> **What you need to do**:
Below are some records; return each one exactly.

> **Data provided**:

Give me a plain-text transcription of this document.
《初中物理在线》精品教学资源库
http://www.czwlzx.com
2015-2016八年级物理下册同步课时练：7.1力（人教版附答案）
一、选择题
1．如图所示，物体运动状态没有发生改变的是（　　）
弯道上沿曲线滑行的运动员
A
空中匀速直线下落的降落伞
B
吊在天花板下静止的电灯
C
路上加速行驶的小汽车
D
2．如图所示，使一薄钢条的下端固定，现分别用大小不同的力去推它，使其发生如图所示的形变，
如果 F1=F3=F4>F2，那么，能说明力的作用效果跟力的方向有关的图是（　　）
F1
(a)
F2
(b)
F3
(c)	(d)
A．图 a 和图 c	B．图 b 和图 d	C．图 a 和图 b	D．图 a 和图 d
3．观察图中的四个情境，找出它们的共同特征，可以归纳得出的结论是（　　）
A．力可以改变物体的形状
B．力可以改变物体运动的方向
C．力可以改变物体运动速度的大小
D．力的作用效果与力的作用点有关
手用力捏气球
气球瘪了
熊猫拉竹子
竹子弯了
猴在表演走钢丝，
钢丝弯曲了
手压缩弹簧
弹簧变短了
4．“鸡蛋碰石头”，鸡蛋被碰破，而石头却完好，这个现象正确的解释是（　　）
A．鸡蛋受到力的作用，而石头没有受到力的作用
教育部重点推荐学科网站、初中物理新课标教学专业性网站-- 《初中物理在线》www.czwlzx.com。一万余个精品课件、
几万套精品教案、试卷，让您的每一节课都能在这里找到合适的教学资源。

> **Final result**:
Give me a plain-text transcription of this document.
《初中物理在线》精品教学资源库
http://www.czwlzx.com
2015-2016八年级物理下册同步课时练：7.1力（人教版附答案）
一、选择题
1．如图所示，物体运动状态没有发生改变的是（　　）
弯道上沿曲线滑行的运动员
A
空中匀速直线下落的降落伞
B
吊在天花板下静止的电灯
C
路上加速行驶的小汽车
D
2．如图所示，使一薄钢条的下端固定，现分别用大小不同的力去推它，使其发生如图所示的形变，
如果 F1=F3=F4>F2，那么，能说明力的作用效果跟力的方向有关的图是（　　）
F1
(a)
F2
(b)
F3
(c)	(d)
A．图 a 和图 c	B．图 b 和图 d	C．图 a 和图 b	D．图 a 和图 d
3．观察图中的四个情境，找出它们的共同特征，可以归纳得出的结论是（　　）
A．力可以改变物体的形状
B．力可以改变物体运动的方向
C．力可以改变物体运动速度的大小
D．力的作用效果与力的作用点有关
手用力捏气球
气球瘪了
熊猫拉竹子
竹子弯了
猴在表演走钢丝，
钢丝弯曲了
手压缩弹簧
弹簧变短了
4．“鸡蛋碰石头”，鸡蛋被碰破，而石头却完好，这个现象正确的解释是（　　）
A．鸡蛋受到力的作用，而石头没有受到力的作用
教育部重点推荐学科网站、初中物理新课标教学专业性网站-- 《初中物理在线》www.czwlzx.com。一万余个精品课件、
几万套精品教案、试卷，让您的每一节课都能在这里找到合适的教学资源。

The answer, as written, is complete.